Short problem:
Give the listing again exactly, omitting its images.
>> begin Input material
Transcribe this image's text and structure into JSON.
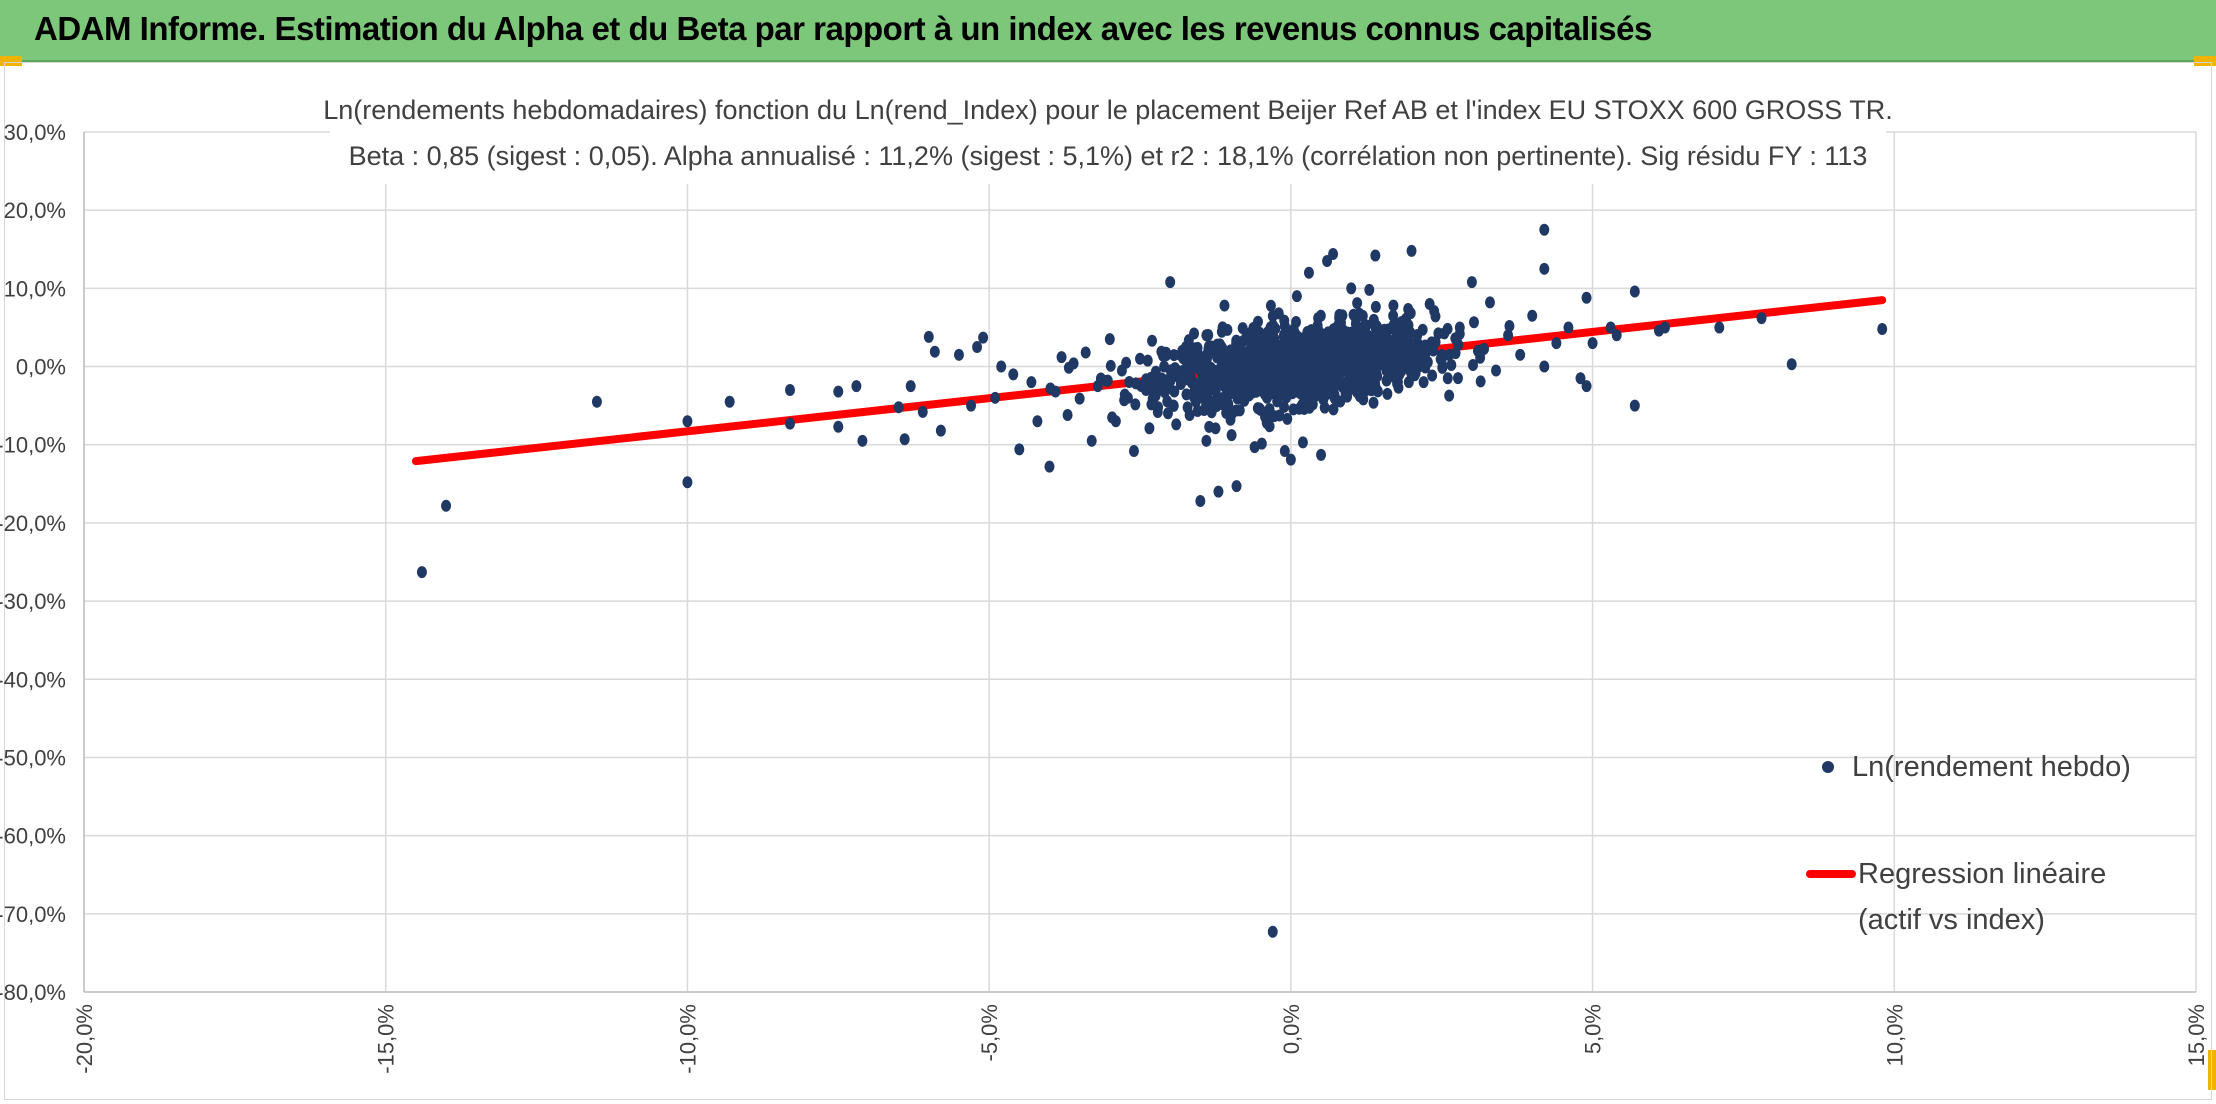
{
  "header": {
    "title": "ADAM Informe. Estimation du Alpha et du Beta par rapport à un index avec les revenus connus capitalisés"
  },
  "colors": {
    "banner": "#7cc77a",
    "corner_accent": "#f0b400",
    "points": "#203864",
    "regression": "#ff0000",
    "grid": "#d9d9d9"
  },
  "chart_data": {
    "type": "scatter",
    "title": "Ln(rendements hebdomadaires) fonction du Ln(rend_Index) pour le placement Beijer Ref AB et l'index EU STOXX 600 GROSS TR.",
    "subtitle": "Beta : 0,85 (sigest : 0,05). Alpha annualisé : 11,2% (sigest : 5,1%) et r2 : 18,1% (corrélation non pertinente). Sig résidu FY : 113",
    "xlabel": "",
    "ylabel": "",
    "xlim": [
      -20,
      15
    ],
    "ylim": [
      -80,
      30
    ],
    "x_ticks": [
      -20,
      -15,
      -10,
      -5,
      0,
      5,
      10,
      15
    ],
    "y_ticks": [
      30,
      20,
      10,
      0,
      -10,
      -20,
      -30,
      -40,
      -50,
      -60,
      -70,
      -80
    ],
    "x_tick_labels": [
      "-20,0%",
      "-15,0%",
      "-10,0%",
      "-5,0%",
      "0,0%",
      "5,0%",
      "10,0%",
      "15,0%"
    ],
    "y_tick_labels": [
      "30,0%",
      "20,0%",
      "10,0%",
      "0,0%",
      "-10,0%",
      "-20,0%",
      "-30,0%",
      "-40,0%",
      "-50,0%",
      "-60,0%",
      "-70,0%",
      "-80,0%"
    ],
    "grid": true,
    "legend_position": "right",
    "series": [
      {
        "name": "Ln(rendement hebdo)",
        "kind": "points",
        "points": [
          [
            -14.4,
            -26.3
          ],
          [
            -14.0,
            -17.8
          ],
          [
            -11.5,
            -4.5
          ],
          [
            -10.0,
            -7.0
          ],
          [
            -10.0,
            -14.8
          ],
          [
            -9.3,
            -4.5
          ],
          [
            -8.3,
            -3.0
          ],
          [
            -8.3,
            -7.3
          ],
          [
            -7.5,
            -3.2
          ],
          [
            -7.5,
            -7.7
          ],
          [
            -7.2,
            -2.5
          ],
          [
            -7.1,
            -9.5
          ],
          [
            -6.5,
            -5.2
          ],
          [
            -6.4,
            -9.3
          ],
          [
            -6.3,
            -2.5
          ],
          [
            -6.1,
            -5.8
          ],
          [
            -6.0,
            3.8
          ],
          [
            -5.9,
            1.9
          ],
          [
            -5.8,
            -8.2
          ],
          [
            -5.5,
            1.5
          ],
          [
            -5.3,
            -5.0
          ],
          [
            -5.2,
            2.5
          ],
          [
            -5.1,
            3.7
          ],
          [
            -4.9,
            -4.0
          ],
          [
            -4.8,
            0.0
          ],
          [
            -4.6,
            -1.0
          ],
          [
            -4.5,
            -10.6
          ],
          [
            -4.3,
            -2.0
          ],
          [
            -4.2,
            -7.0
          ],
          [
            -4.0,
            -12.8
          ],
          [
            -3.9,
            -3.2
          ],
          [
            -3.8,
            1.2
          ],
          [
            -3.7,
            -6.2
          ],
          [
            -3.6,
            0.4
          ],
          [
            -3.5,
            -4.1
          ],
          [
            -3.4,
            1.8
          ],
          [
            -3.3,
            -9.5
          ],
          [
            -3.2,
            -2.5
          ],
          [
            -3.0,
            3.5
          ],
          [
            -2.9,
            -7.0
          ],
          [
            -2.8,
            -0.5
          ],
          [
            -2.7,
            -4.0
          ],
          [
            -2.6,
            -10.8
          ],
          [
            -2.5,
            1.0
          ],
          [
            -2.4,
            -3.0
          ],
          [
            -2.3,
            3.3
          ],
          [
            -2.2,
            -5.2
          ],
          [
            -2.1,
            0.0
          ],
          [
            -2.0,
            -1.9
          ],
          [
            -2.0,
            10.8
          ],
          [
            -1.9,
            -7.4
          ],
          [
            -1.8,
            2.0
          ],
          [
            -1.7,
            -0.8
          ],
          [
            -1.6,
            -4.0
          ],
          [
            -1.5,
            -17.2
          ],
          [
            -1.4,
            4.0
          ],
          [
            -1.4,
            -9.5
          ],
          [
            -1.3,
            -2.5
          ],
          [
            -1.2,
            -16.0
          ],
          [
            -1.1,
            7.8
          ],
          [
            -1.0,
            -6.8
          ],
          [
            -0.9,
            -15.3
          ],
          [
            -0.8,
            0.8
          ],
          [
            -0.7,
            -3.5
          ],
          [
            -0.6,
            -10.3
          ],
          [
            -0.5,
            2.2
          ],
          [
            -0.4,
            -7.2
          ],
          [
            -0.3,
            -72.3
          ],
          [
            -0.2,
            6.8
          ],
          [
            -0.1,
            -10.8
          ],
          [
            0.0,
            -11.9
          ],
          [
            0.1,
            9.0
          ],
          [
            0.2,
            -9.7
          ],
          [
            0.3,
            12.0
          ],
          [
            0.4,
            -3.8
          ],
          [
            0.5,
            -11.3
          ],
          [
            0.6,
            13.5
          ],
          [
            0.7,
            14.4
          ],
          [
            0.8,
            6.2
          ],
          [
            0.9,
            -2.2
          ],
          [
            1.0,
            10.0
          ],
          [
            1.1,
            4.5
          ],
          [
            1.2,
            -4.2
          ],
          [
            1.3,
            9.8
          ],
          [
            1.4,
            14.2
          ],
          [
            1.5,
            2.8
          ],
          [
            1.6,
            -3.5
          ],
          [
            1.7,
            7.8
          ],
          [
            1.8,
            -1.0
          ],
          [
            1.9,
            6.0
          ],
          [
            2.0,
            14.8
          ],
          [
            2.1,
            3.0
          ],
          [
            2.2,
            -2.0
          ],
          [
            2.3,
            8.0
          ],
          [
            2.5,
            1.5
          ],
          [
            2.6,
            -1.5
          ],
          [
            2.8,
            5.0
          ],
          [
            3.0,
            10.8
          ],
          [
            3.1,
            2.0
          ],
          [
            3.3,
            8.2
          ],
          [
            3.4,
            -0.5
          ],
          [
            3.6,
            4.0
          ],
          [
            3.8,
            1.5
          ],
          [
            4.0,
            6.5
          ],
          [
            4.2,
            0.0
          ],
          [
            4.2,
            17.5
          ],
          [
            4.2,
            12.5
          ],
          [
            4.4,
            3.0
          ],
          [
            4.6,
            5.0
          ],
          [
            4.8,
            -1.5
          ],
          [
            4.9,
            8.8
          ],
          [
            4.9,
            -2.5
          ],
          [
            5.0,
            3.0
          ],
          [
            5.3,
            5.0
          ],
          [
            5.4,
            4.0
          ],
          [
            5.7,
            9.6
          ],
          [
            5.7,
            -5.0
          ],
          [
            6.1,
            4.6
          ],
          [
            6.2,
            5.0
          ],
          [
            7.1,
            5.0
          ],
          [
            7.8,
            6.2
          ],
          [
            8.3,
            0.3
          ],
          [
            9.8,
            4.8
          ]
        ]
      },
      {
        "name": "Regression linéaire\n(actif vs index)",
        "kind": "line",
        "points": [
          [
            -14.5,
            -12.1
          ],
          [
            9.8,
            8.5
          ]
        ]
      }
    ]
  }
}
>> end Input material
Solution for this exercise:
Transcribe this image's text and structure into JSON.
{
  "header": {
    "title": "ADAM Informe. Estimation du Alpha et du Beta par rapport à un index avec les revenus connus capitalisés"
  },
  "colors": {
    "banner": "#7cc77a",
    "corner_accent": "#f0b400",
    "points": "#203864",
    "regression": "#ff0000",
    "grid": "#d9d9d9"
  },
  "chart_data": {
    "type": "scatter",
    "title": "Ln(rendements hebdomadaires) fonction du Ln(rend_Index) pour le placement Beijer Ref AB et l'index EU STOXX 600 GROSS TR.",
    "subtitle": "Beta : 0,85 (sigest : 0,05). Alpha annualisé : 11,2% (sigest : 5,1%) et r2 : 18,1% (corrélation non pertinente). Sig résidu FY : 113",
    "xlabel": "",
    "ylabel": "",
    "xlim": [
      -20,
      15
    ],
    "ylim": [
      -80,
      30
    ],
    "x_ticks": [
      -20,
      -15,
      -10,
      -5,
      0,
      5,
      10,
      15
    ],
    "y_ticks": [
      30,
      20,
      10,
      0,
      -10,
      -20,
      -30,
      -40,
      -50,
      -60,
      -70,
      -80
    ],
    "x_tick_labels": [
      "-20,0%",
      "-15,0%",
      "-10,0%",
      "-5,0%",
      "0,0%",
      "5,0%",
      "10,0%",
      "15,0%"
    ],
    "y_tick_labels": [
      "30,0%",
      "20,0%",
      "10,0%",
      "0,0%",
      "-10,0%",
      "-20,0%",
      "-30,0%",
      "-40,0%",
      "-50,0%",
      "-60,0%",
      "-70,0%",
      "-80,0%"
    ],
    "grid": true,
    "legend_position": "right",
    "series": [
      {
        "name": "Ln(rendement hebdo)",
        "kind": "points",
        "points": [
          [
            -14.4,
            -26.3
          ],
          [
            -14.0,
            -17.8
          ],
          [
            -11.5,
            -4.5
          ],
          [
            -10.0,
            -7.0
          ],
          [
            -10.0,
            -14.8
          ],
          [
            -9.3,
            -4.5
          ],
          [
            -8.3,
            -3.0
          ],
          [
            -8.3,
            -7.3
          ],
          [
            -7.5,
            -3.2
          ],
          [
            -7.5,
            -7.7
          ],
          [
            -7.2,
            -2.5
          ],
          [
            -7.1,
            -9.5
          ],
          [
            -6.5,
            -5.2
          ],
          [
            -6.4,
            -9.3
          ],
          [
            -6.3,
            -2.5
          ],
          [
            -6.1,
            -5.8
          ],
          [
            -6.0,
            3.8
          ],
          [
            -5.9,
            1.9
          ],
          [
            -5.8,
            -8.2
          ],
          [
            -5.5,
            1.5
          ],
          [
            -5.3,
            -5.0
          ],
          [
            -5.2,
            2.5
          ],
          [
            -5.1,
            3.7
          ],
          [
            -4.9,
            -4.0
          ],
          [
            -4.8,
            0.0
          ],
          [
            -4.6,
            -1.0
          ],
          [
            -4.5,
            -10.6
          ],
          [
            -4.3,
            -2.0
          ],
          [
            -4.2,
            -7.0
          ],
          [
            -4.0,
            -12.8
          ],
          [
            -3.9,
            -3.2
          ],
          [
            -3.8,
            1.2
          ],
          [
            -3.7,
            -6.2
          ],
          [
            -3.6,
            0.4
          ],
          [
            -3.5,
            -4.1
          ],
          [
            -3.4,
            1.8
          ],
          [
            -3.3,
            -9.5
          ],
          [
            -3.2,
            -2.5
          ],
          [
            -3.0,
            3.5
          ],
          [
            -2.9,
            -7.0
          ],
          [
            -2.8,
            -0.5
          ],
          [
            -2.7,
            -4.0
          ],
          [
            -2.6,
            -10.8
          ],
          [
            -2.5,
            1.0
          ],
          [
            -2.4,
            -3.0
          ],
          [
            -2.3,
            3.3
          ],
          [
            -2.2,
            -5.2
          ],
          [
            -2.1,
            0.0
          ],
          [
            -2.0,
            -1.9
          ],
          [
            -2.0,
            10.8
          ],
          [
            -1.9,
            -7.4
          ],
          [
            -1.8,
            2.0
          ],
          [
            -1.7,
            -0.8
          ],
          [
            -1.6,
            -4.0
          ],
          [
            -1.5,
            -17.2
          ],
          [
            -1.4,
            4.0
          ],
          [
            -1.4,
            -9.5
          ],
          [
            -1.3,
            -2.5
          ],
          [
            -1.2,
            -16.0
          ],
          [
            -1.1,
            7.8
          ],
          [
            -1.0,
            -6.8
          ],
          [
            -0.9,
            -15.3
          ],
          [
            -0.8,
            0.8
          ],
          [
            -0.7,
            -3.5
          ],
          [
            -0.6,
            -10.3
          ],
          [
            -0.5,
            2.2
          ],
          [
            -0.4,
            -7.2
          ],
          [
            -0.3,
            -72.3
          ],
          [
            -0.2,
            6.8
          ],
          [
            -0.1,
            -10.8
          ],
          [
            0.0,
            -11.9
          ],
          [
            0.1,
            9.0
          ],
          [
            0.2,
            -9.7
          ],
          [
            0.3,
            12.0
          ],
          [
            0.4,
            -3.8
          ],
          [
            0.5,
            -11.3
          ],
          [
            0.6,
            13.5
          ],
          [
            0.7,
            14.4
          ],
          [
            0.8,
            6.2
          ],
          [
            0.9,
            -2.2
          ],
          [
            1.0,
            10.0
          ],
          [
            1.1,
            4.5
          ],
          [
            1.2,
            -4.2
          ],
          [
            1.3,
            9.8
          ],
          [
            1.4,
            14.2
          ],
          [
            1.5,
            2.8
          ],
          [
            1.6,
            -3.5
          ],
          [
            1.7,
            7.8
          ],
          [
            1.8,
            -1.0
          ],
          [
            1.9,
            6.0
          ],
          [
            2.0,
            14.8
          ],
          [
            2.1,
            3.0
          ],
          [
            2.2,
            -2.0
          ],
          [
            2.3,
            8.0
          ],
          [
            2.5,
            1.5
          ],
          [
            2.6,
            -1.5
          ],
          [
            2.8,
            5.0
          ],
          [
            3.0,
            10.8
          ],
          [
            3.1,
            2.0
          ],
          [
            3.3,
            8.2
          ],
          [
            3.4,
            -0.5
          ],
          [
            3.6,
            4.0
          ],
          [
            3.8,
            1.5
          ],
          [
            4.0,
            6.5
          ],
          [
            4.2,
            0.0
          ],
          [
            4.2,
            17.5
          ],
          [
            4.2,
            12.5
          ],
          [
            4.4,
            3.0
          ],
          [
            4.6,
            5.0
          ],
          [
            4.8,
            -1.5
          ],
          [
            4.9,
            8.8
          ],
          [
            4.9,
            -2.5
          ],
          [
            5.0,
            3.0
          ],
          [
            5.3,
            5.0
          ],
          [
            5.4,
            4.0
          ],
          [
            5.7,
            9.6
          ],
          [
            5.7,
            -5.0
          ],
          [
            6.1,
            4.6
          ],
          [
            6.2,
            5.0
          ],
          [
            7.1,
            5.0
          ],
          [
            7.8,
            6.2
          ],
          [
            8.3,
            0.3
          ],
          [
            9.8,
            4.8
          ]
        ]
      },
      {
        "name": "Regression linéaire\n(actif vs index)",
        "kind": "line",
        "points": [
          [
            -14.5,
            -12.1
          ],
          [
            9.8,
            8.5
          ]
        ]
      }
    ]
  }
}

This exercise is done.